-- START --
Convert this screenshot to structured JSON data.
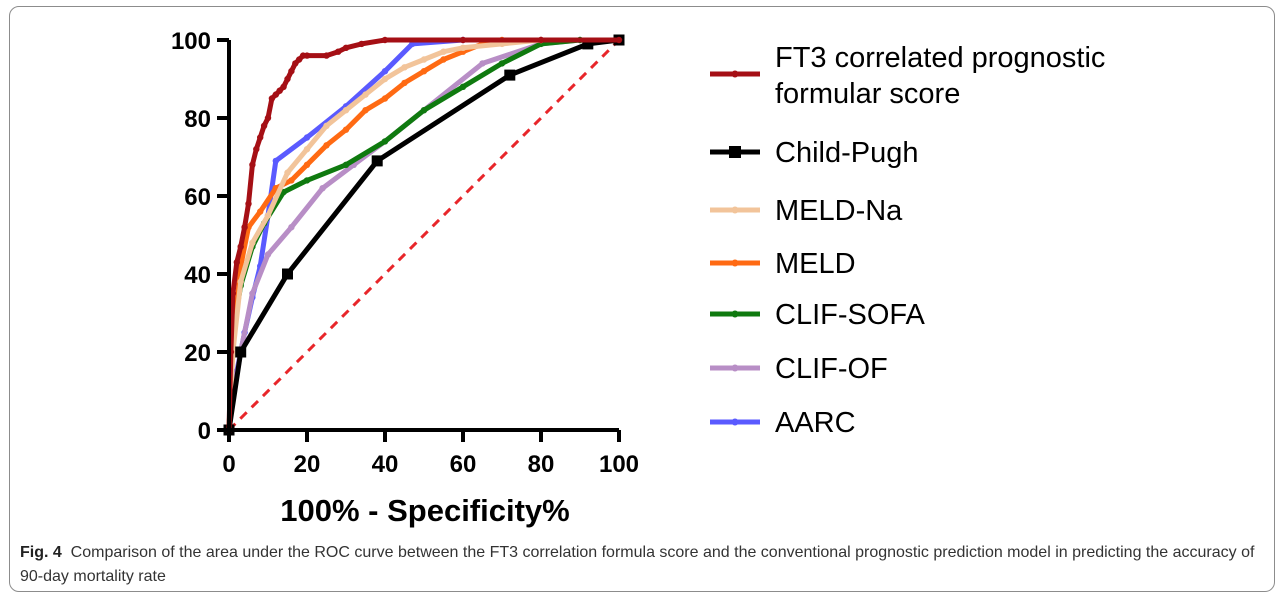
{
  "caption": {
    "label": "Fig. 4",
    "text": "Comparison of the area under the ROC curve between the FT3 correlation formula score and the conventional prognostic prediction model in predicting the accuracy of 90-day mortality rate"
  },
  "chart_data": {
    "type": "line",
    "title": "",
    "xlabel": "100% - Specificity%",
    "ylabel": "",
    "xlim": [
      0,
      100
    ],
    "ylim": [
      0,
      100
    ],
    "xticks": [
      0,
      20,
      40,
      60,
      80,
      100
    ],
    "yticks": [
      0,
      20,
      40,
      60,
      80,
      100
    ],
    "grid": false,
    "legend_position": "right",
    "reference_line": {
      "style": "dashed",
      "color": "#e8262a",
      "x": [
        0,
        100
      ],
      "y": [
        0,
        100
      ]
    },
    "series": [
      {
        "name": "FT3 correlated prognostic formular score",
        "color": "#a50f15",
        "marker": "circle",
        "x": [
          0,
          0.5,
          1,
          2,
          3,
          4,
          5,
          6,
          7,
          8,
          9,
          10,
          11,
          12,
          13,
          14,
          15,
          16,
          17,
          18,
          19,
          20,
          25,
          28,
          30,
          34,
          40,
          60,
          80,
          100
        ],
        "y": [
          0,
          20,
          35,
          43,
          47,
          52,
          58,
          68,
          72,
          75,
          78,
          80,
          85,
          86,
          87,
          88,
          90,
          92,
          94,
          95,
          96,
          96,
          96,
          97,
          98,
          99,
          100,
          100,
          100,
          100
        ]
      },
      {
        "name": "Child-Pugh",
        "color": "#000000",
        "marker": "square",
        "x": [
          0,
          3,
          15,
          38,
          72,
          92,
          100
        ],
        "y": [
          0,
          20,
          40,
          69,
          91,
          99,
          100
        ]
      },
      {
        "name": "MELD-Na",
        "color": "#f2c49a",
        "marker": "circle",
        "x": [
          0,
          1,
          3,
          6,
          10,
          15,
          20,
          25,
          30,
          35,
          40,
          45,
          50,
          55,
          60,
          70,
          80,
          100
        ],
        "y": [
          0,
          20,
          38,
          48,
          55,
          66,
          72,
          78,
          82,
          86,
          90,
          93,
          95,
          97,
          98,
          99,
          100,
          100
        ]
      },
      {
        "name": "MELD",
        "color": "#ff6a13",
        "marker": "circle",
        "x": [
          0,
          1,
          3,
          5,
          8,
          12,
          16,
          20,
          25,
          30,
          35,
          40,
          45,
          50,
          55,
          60,
          65,
          70,
          80,
          100
        ],
        "y": [
          0,
          22,
          42,
          52,
          56,
          62,
          64,
          68,
          73,
          77,
          82,
          85,
          89,
          92,
          95,
          97,
          99,
          100,
          100,
          100
        ]
      },
      {
        "name": "CLIF-SOFA",
        "color": "#0f7a0f",
        "marker": "circle",
        "x": [
          0,
          1,
          3,
          6,
          9,
          14,
          20,
          30,
          40,
          50,
          60,
          70,
          80,
          90,
          100
        ],
        "y": [
          0,
          25,
          37,
          47,
          53,
          61,
          64,
          68,
          74,
          82,
          88,
          94,
          99,
          100,
          100
        ]
      },
      {
        "name": "CLIF-OF",
        "color": "#b88ec6",
        "marker": "circle",
        "x": [
          0,
          1,
          3,
          6,
          10,
          16,
          24,
          32,
          40,
          50,
          65,
          80,
          90,
          100
        ],
        "y": [
          0,
          8,
          20,
          35,
          45,
          52,
          62,
          68,
          74,
          82,
          94,
          99,
          100,
          100
        ]
      },
      {
        "name": "AARC",
        "color": "#5a5aff",
        "marker": "circle",
        "x": [
          0,
          1,
          2,
          4,
          6,
          8,
          10,
          12,
          20,
          30,
          40,
          47,
          60,
          80,
          100
        ],
        "y": [
          0,
          10,
          15,
          25,
          34,
          42,
          55,
          69,
          75,
          83,
          92,
          99,
          100,
          100,
          100
        ]
      }
    ]
  }
}
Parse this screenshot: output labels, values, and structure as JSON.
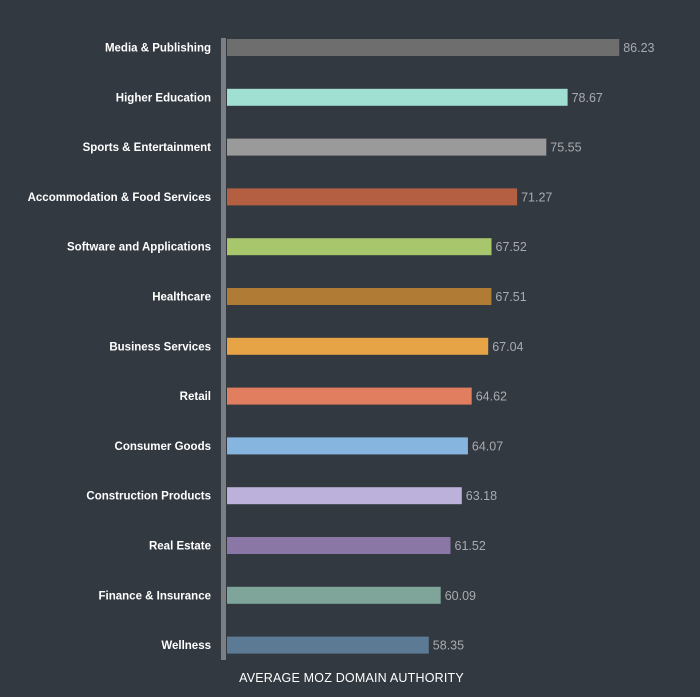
{
  "chart_data": {
    "type": "bar",
    "orientation": "horizontal",
    "xlabel": "AVERAGE MOZ DOMAIN AUTHORITY",
    "xlim": [
      0,
      86.23
    ],
    "axis_break": true,
    "grid": false,
    "legend": "none",
    "categories": [
      "Media & Publishing",
      "Higher Education",
      "Sports & Entertainment",
      "Accommodation & Food Services",
      "Software and Applications",
      "Healthcare",
      "Business Services",
      "Retail",
      "Consumer Goods",
      "Construction Products",
      "Real Estate",
      "Finance & Insurance",
      "Wellness"
    ],
    "values": [
      86.23,
      78.67,
      75.55,
      71.27,
      67.52,
      67.51,
      67.04,
      64.62,
      64.07,
      63.18,
      61.52,
      60.09,
      58.35
    ],
    "value_labels": [
      "86.23",
      "78.67",
      "75.55",
      "71.27",
      "67.52",
      "67.51",
      "67.04",
      "64.62",
      "64.07",
      "63.18",
      "61.52",
      "60.09",
      "58.35"
    ],
    "colors": [
      "#6e6e6e",
      "#9fe0d2",
      "#9a9a9a",
      "#b55f42",
      "#a8c66c",
      "#b07c35",
      "#e7a446",
      "#e07e5f",
      "#86b6df",
      "#bcb1da",
      "#8b77a6",
      "#7fa59a",
      "#5c7a93"
    ]
  }
}
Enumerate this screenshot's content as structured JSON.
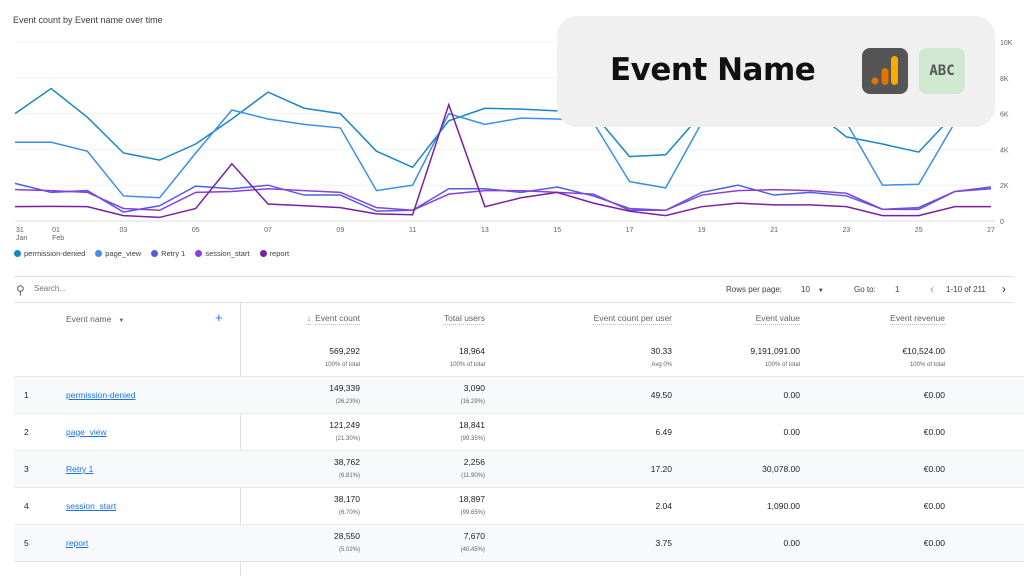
{
  "chart_data": {
    "type": "line",
    "title": "Event count by Event name over time",
    "x": [
      "31 Jan",
      "01 Feb",
      "02",
      "03",
      "04",
      "05",
      "06",
      "07",
      "08",
      "09",
      "10",
      "11",
      "12",
      "13",
      "14",
      "15",
      "16",
      "17",
      "18",
      "19",
      "20",
      "21",
      "22",
      "23",
      "24",
      "25",
      "26",
      "27"
    ],
    "x_tick_labels": [
      [
        "31",
        "Jan"
      ],
      [
        "01",
        "Feb"
      ],
      [
        "03",
        ""
      ],
      [
        "05",
        ""
      ],
      [
        "07",
        ""
      ],
      [
        "09",
        ""
      ],
      [
        "11",
        ""
      ],
      [
        "13",
        ""
      ],
      [
        "15",
        ""
      ],
      [
        "17",
        ""
      ],
      [
        "19",
        ""
      ],
      [
        "21",
        ""
      ],
      [
        "23",
        ""
      ],
      [
        "25",
        ""
      ],
      [
        "27",
        ""
      ]
    ],
    "x_tick_index": [
      0,
      1,
      3,
      5,
      7,
      9,
      11,
      13,
      15,
      17,
      19,
      21,
      23,
      25,
      27
    ],
    "y_ticks": [
      "0",
      "2K",
      "4K",
      "6K",
      "8K",
      "10K"
    ],
    "ylim": [
      0,
      10000
    ],
    "grid": true,
    "legend_placement": "bottom-left",
    "series": [
      {
        "name": "permission-denied",
        "color": "#1a86c7",
        "values": [
          6000,
          7400,
          5800,
          3800,
          3400,
          4300,
          5700,
          7200,
          6300,
          6000,
          3900,
          3000,
          5600,
          6300,
          6250,
          6150,
          6000,
          3600,
          3700,
          6000,
          6500,
          6500,
          6300,
          4700,
          4300,
          3850,
          6000,
          7500
        ]
      },
      {
        "name": "page_view",
        "color": "#3b8eea",
        "values": [
          4400,
          4400,
          3900,
          1400,
          1300,
          3800,
          6200,
          5700,
          5400,
          5200,
          1700,
          2000,
          6000,
          5400,
          5750,
          5700,
          5500,
          2200,
          1850,
          5500,
          6000,
          6000,
          5800,
          5500,
          2000,
          2050,
          5500,
          7000
        ]
      },
      {
        "name": "Retry 1",
        "color": "#4f5de8",
        "values": [
          2100,
          1600,
          1700,
          500,
          850,
          1950,
          1800,
          2000,
          1450,
          1450,
          550,
          600,
          1800,
          1800,
          1600,
          1900,
          1400,
          700,
          600,
          1600,
          2000,
          1450,
          1600,
          1400,
          650,
          750,
          1650,
          1800
        ]
      },
      {
        "name": "session_start",
        "color": "#8a3fd8",
        "values": [
          1750,
          1700,
          1600,
          700,
          600,
          1600,
          1650,
          1800,
          1700,
          1600,
          750,
          600,
          1500,
          1700,
          1700,
          1600,
          1500,
          600,
          600,
          1450,
          1700,
          1750,
          1700,
          1550,
          650,
          650,
          1650,
          1900
        ]
      },
      {
        "name": "report",
        "color": "#7b1fa2",
        "values": [
          800,
          820,
          800,
          300,
          200,
          700,
          3200,
          950,
          850,
          750,
          400,
          350,
          6500,
          800,
          1300,
          1600,
          1000,
          550,
          300,
          800,
          1000,
          900,
          900,
          800,
          300,
          300,
          800,
          800
        ]
      }
    ]
  },
  "overlay": {
    "title": "Event Name",
    "icon_ga": "analytics-logo-icon",
    "icon_abc": "text-abc-icon",
    "ga_bg": "#555555",
    "abc_bg": "#cfe8cf",
    "abc_label": "ABC"
  },
  "toolbar": {
    "search_placeholder": "Search...",
    "rows_per_page_label": "Rows per page:",
    "rows_per_page_value": "10",
    "goto_label": "Go to:",
    "goto_value": "1",
    "range": "1-10 of 211"
  },
  "table": {
    "dimension_header": "Event name",
    "columns": [
      "Event count",
      "Total users",
      "Event count per user",
      "Event value",
      "Event revenue"
    ],
    "totals": {
      "values": [
        "569,292",
        "18,964",
        "30.33",
        "9,191,091.00",
        "€10,524.00"
      ],
      "subs": [
        "100% of total",
        "100% of total",
        "Avg 0%",
        "100% of total",
        "100% of total"
      ]
    },
    "rows": [
      {
        "rank": "1",
        "name": "permission-denied",
        "count": "149,339",
        "count_pct": "(26.23%)",
        "users": "3,090",
        "users_pct": "(16.29%)",
        "per_user": "49.50",
        "value": "0.00",
        "revenue": "€0.00"
      },
      {
        "rank": "2",
        "name": "page_view",
        "count": "121,249",
        "count_pct": "(21.30%)",
        "users": "18,841",
        "users_pct": "(99.35%)",
        "per_user": "6.49",
        "value": "0.00",
        "revenue": "€0.00"
      },
      {
        "rank": "3",
        "name": "Retry 1",
        "count": "38,762",
        "count_pct": "(6.81%)",
        "users": "2,256",
        "users_pct": "(11.90%)",
        "per_user": "17.20",
        "value": "30,078.00",
        "revenue": "€0.00"
      },
      {
        "rank": "4",
        "name": "session_start",
        "count": "38,170",
        "count_pct": "(6.70%)",
        "users": "18,897",
        "users_pct": "(99.65%)",
        "per_user": "2.04",
        "value": "1,090.00",
        "revenue": "€0.00"
      },
      {
        "rank": "5",
        "name": "report",
        "count": "28,550",
        "count_pct": "(5.02%)",
        "users": "7,670",
        "users_pct": "(40.45%)",
        "per_user": "3.75",
        "value": "0.00",
        "revenue": "€0.00"
      }
    ]
  }
}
-- END --
_Required task_
Each line above that includes "xlabel" counts once; state the total and nothing more.

_Final answer_
2